[Recorded data]
* * *

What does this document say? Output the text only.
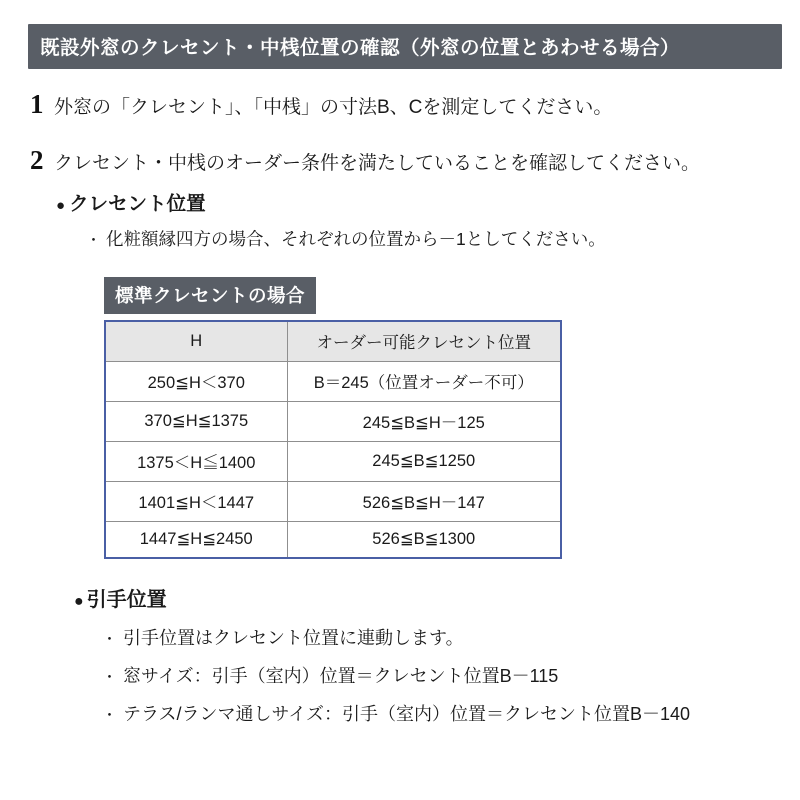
既設外窓のクレセント・中桟位置の確認（外窓の位置とあわせる場合）
1 外窓の「クレセント」、「中桟」の寸法B、Cを測定してください。
2 クレセント・中桟のオーダー条件を満たしていることを確認してください。
● クレセント位置
・ 化粧額縁四方の場合、それぞれの位置から－1としてください。
標準クレセントの場合
H	オーダー可能クレセント位置
250≦H＜370	B＝245（位置オーダー不可）
370≦H≦1375	245≦B≦H－125
1375＜H≦1400	245≦B≦1250
1401≦H＜1447	526≦B≦H－147
1447≦H≦2450	526≦B≦1300
● 引手位置
・ 引手位置はクレセント位置に連動します。
・ 窓サイズ：引手（室内）位置＝クレセント位置B－115
・ テラス/ランマ通しサイズ：引手（室内）位置＝クレセント位置B－140
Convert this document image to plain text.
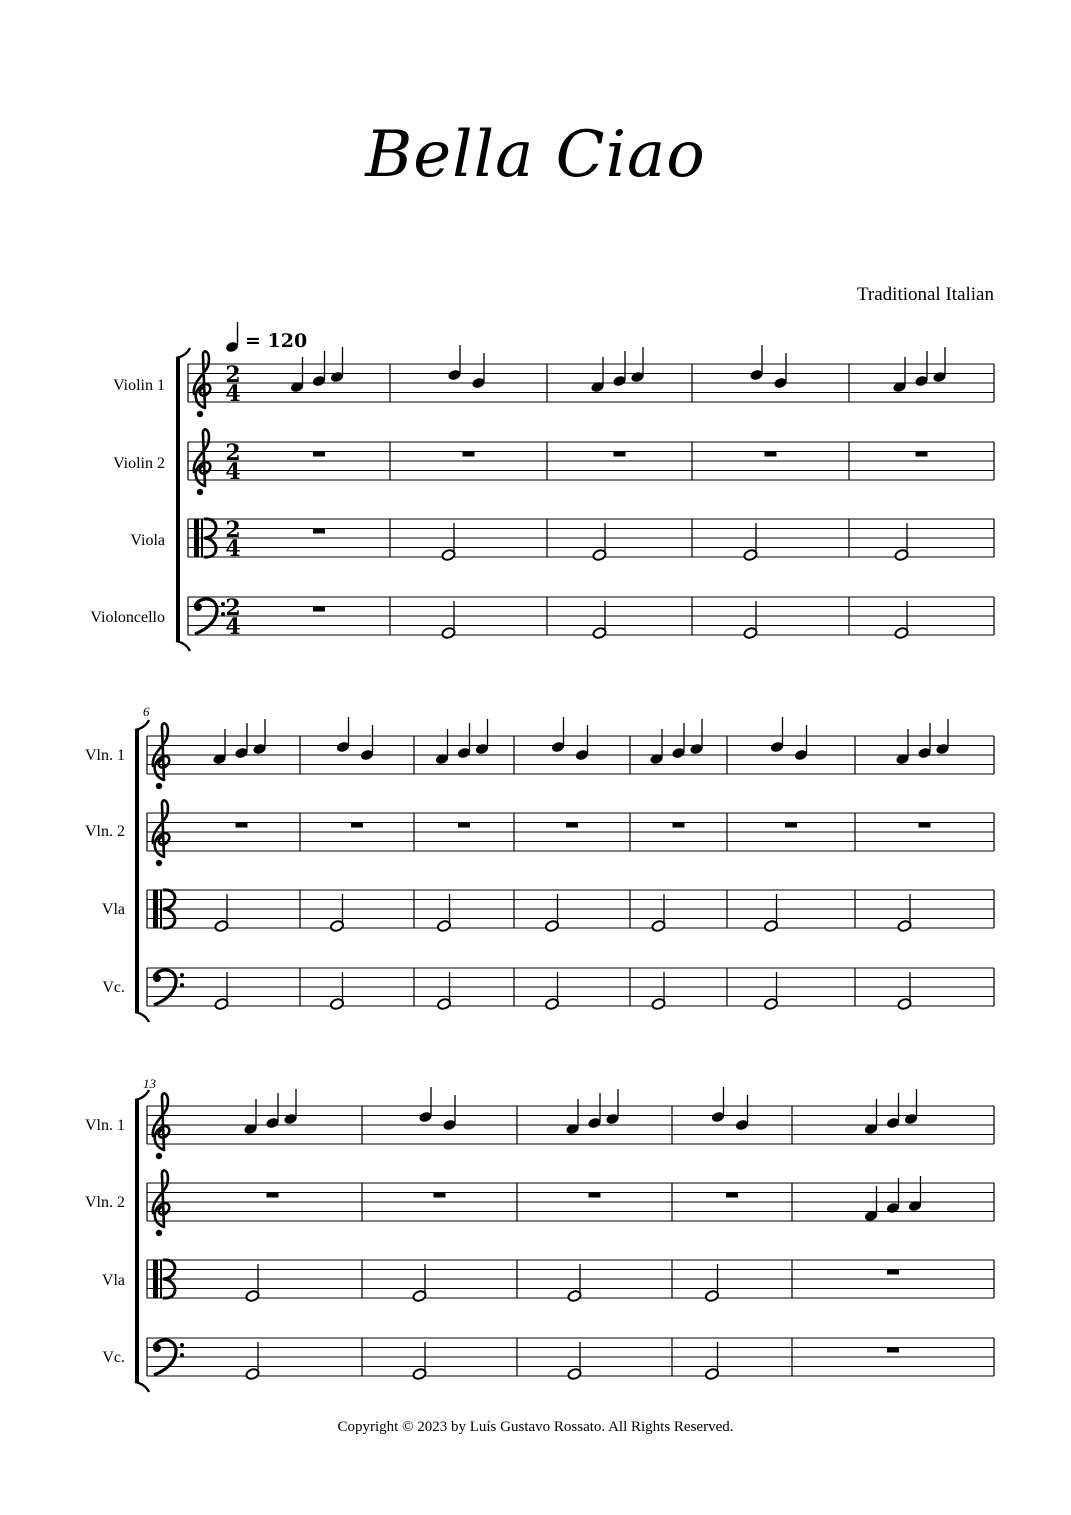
Bella Ciao
Traditional Italian
= 120
Violin 1
Violin 2
Viola
Violoncello
2
4
2
4
2
4
2
4
6
Vln. 1
Vln. 2
Vla
Vc.
13
Vln. 1
Vln. 2
Vla
Vc.
Copyright © 2023 by Luís Gustavo Rossato. All Rights Reserved.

* * *

SHORT TASK — From the line containing "Convert this document image to plain text." down to the final line of the listing above, write out only those lines exactly as they are, minus the pictures.

TASK OUTPUT —
Convert this document image to plain text.
Bella Ciao
Traditional Italian
= 120
Violin 1
Violin 2
Viola
Violoncello
2
4
2
4
2
4
2
4
6
Vln. 1
Vln. 2
Vla
Vc.
13
Vln. 1
Vln. 2
Vla
Vc.
Copyright © 2023 by Luís Gustavo Rossato. All Rights Reserved.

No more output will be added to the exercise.